■ Written instruction
Write out the records word for word, with no pictures.

■ Input data

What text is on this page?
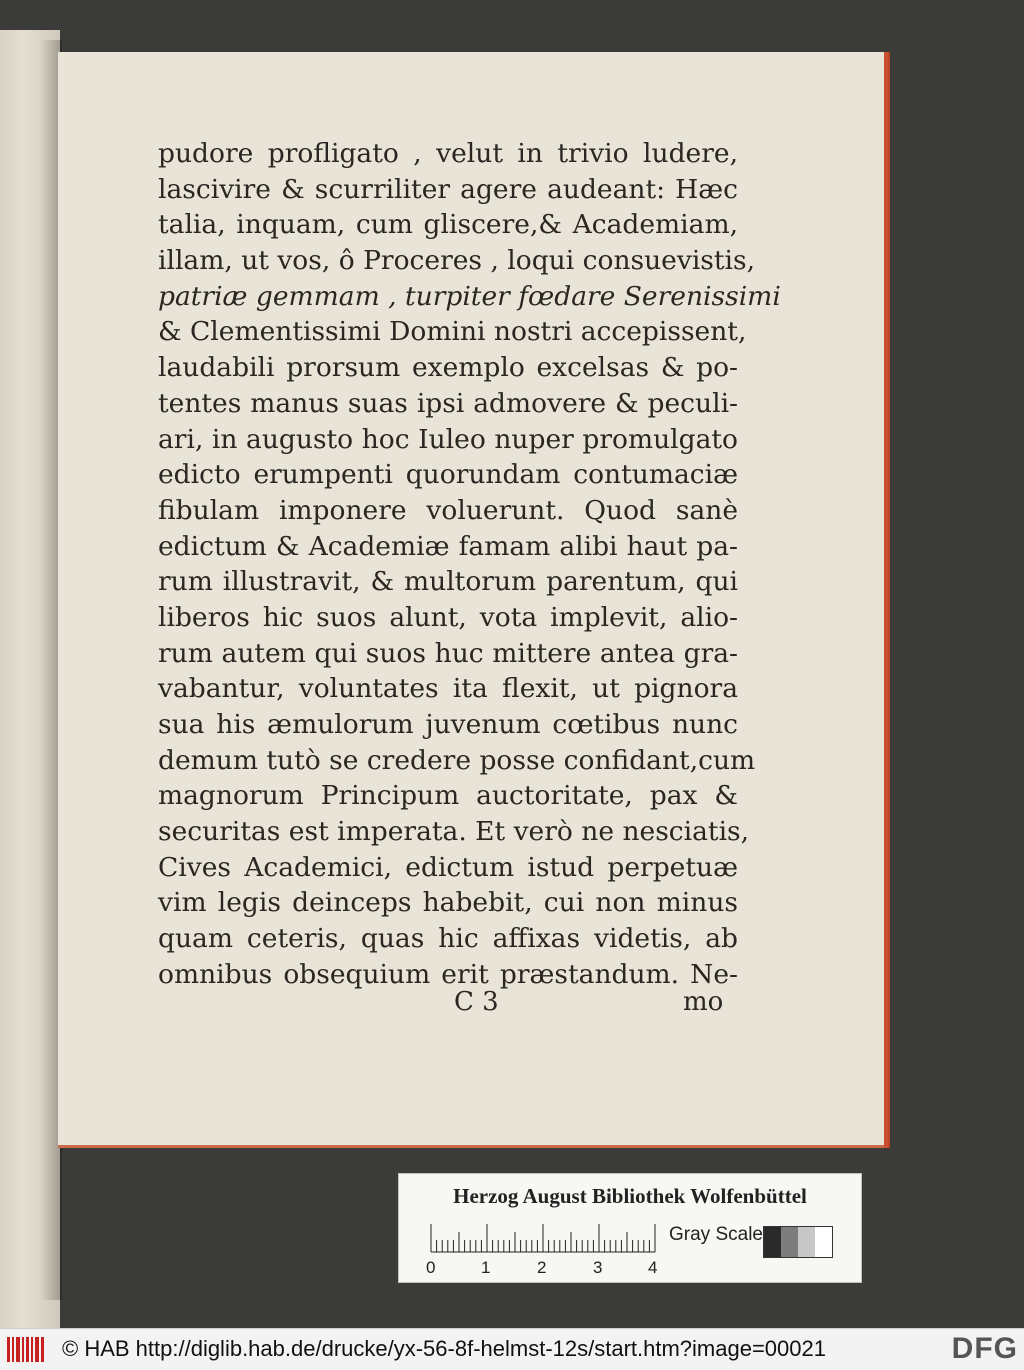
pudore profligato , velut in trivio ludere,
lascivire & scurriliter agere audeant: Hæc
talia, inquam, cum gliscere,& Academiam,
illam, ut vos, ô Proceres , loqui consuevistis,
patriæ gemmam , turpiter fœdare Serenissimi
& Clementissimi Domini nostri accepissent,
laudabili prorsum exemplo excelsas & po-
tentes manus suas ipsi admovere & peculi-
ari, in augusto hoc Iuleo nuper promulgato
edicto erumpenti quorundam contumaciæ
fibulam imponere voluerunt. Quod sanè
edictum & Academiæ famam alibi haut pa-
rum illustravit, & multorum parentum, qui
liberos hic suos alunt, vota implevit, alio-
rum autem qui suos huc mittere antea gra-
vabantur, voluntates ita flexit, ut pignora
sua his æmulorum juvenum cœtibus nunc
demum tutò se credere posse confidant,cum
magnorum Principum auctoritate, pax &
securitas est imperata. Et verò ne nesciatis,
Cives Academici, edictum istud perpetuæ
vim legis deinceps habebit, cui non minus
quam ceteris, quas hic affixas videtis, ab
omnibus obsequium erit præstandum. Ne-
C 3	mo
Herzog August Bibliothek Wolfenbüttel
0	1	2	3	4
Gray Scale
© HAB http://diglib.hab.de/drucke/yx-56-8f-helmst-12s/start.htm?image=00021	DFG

■ Written solution
What text is on this page?
pudore profligato , velut in trivio ludere,
lascivire & scurriliter agere audeant: Hæc
talia, inquam, cum gliscere,& Academiam,
illam, ut vos, ô Proceres , loqui consuevistis,
patriæ gemmam , turpiter fœdare Serenissimi
& Clementissimi Domini nostri accepissent,
laudabili prorsum exemplo excelsas & po-
tentes manus suas ipsi admovere & peculi-
ari, in augusto hoc Iuleo nuper promulgato
edicto erumpenti quorundam contumaciæ
fibulam imponere voluerunt. Quod sanè
edictum & Academiæ famam alibi haut pa-
rum illustravit, & multorum parentum, qui
liberos hic suos alunt, vota implevit, alio-
rum autem qui suos huc mittere antea gra-
vabantur, voluntates ita flexit, ut pignora
sua his æmulorum juvenum cœtibus nunc
demum tutò se credere posse confidant,cum
magnorum Principum auctoritate, pax &
securitas est imperata. Et verò ne nesciatis,
Cives Academici, edictum istud perpetuæ
vim legis deinceps habebit, cui non minus
quam ceteris, quas hic affixas videtis, ab
omnibus obsequium erit præstandum. Ne-
C 3	mo
Herzog August Bibliothek Wolfenbüttel
0	1	2	3	4
Gray Scale
© HAB http://diglib.hab.de/drucke/yx-56-8f-helmst-12s/start.htm?image=00021	DFG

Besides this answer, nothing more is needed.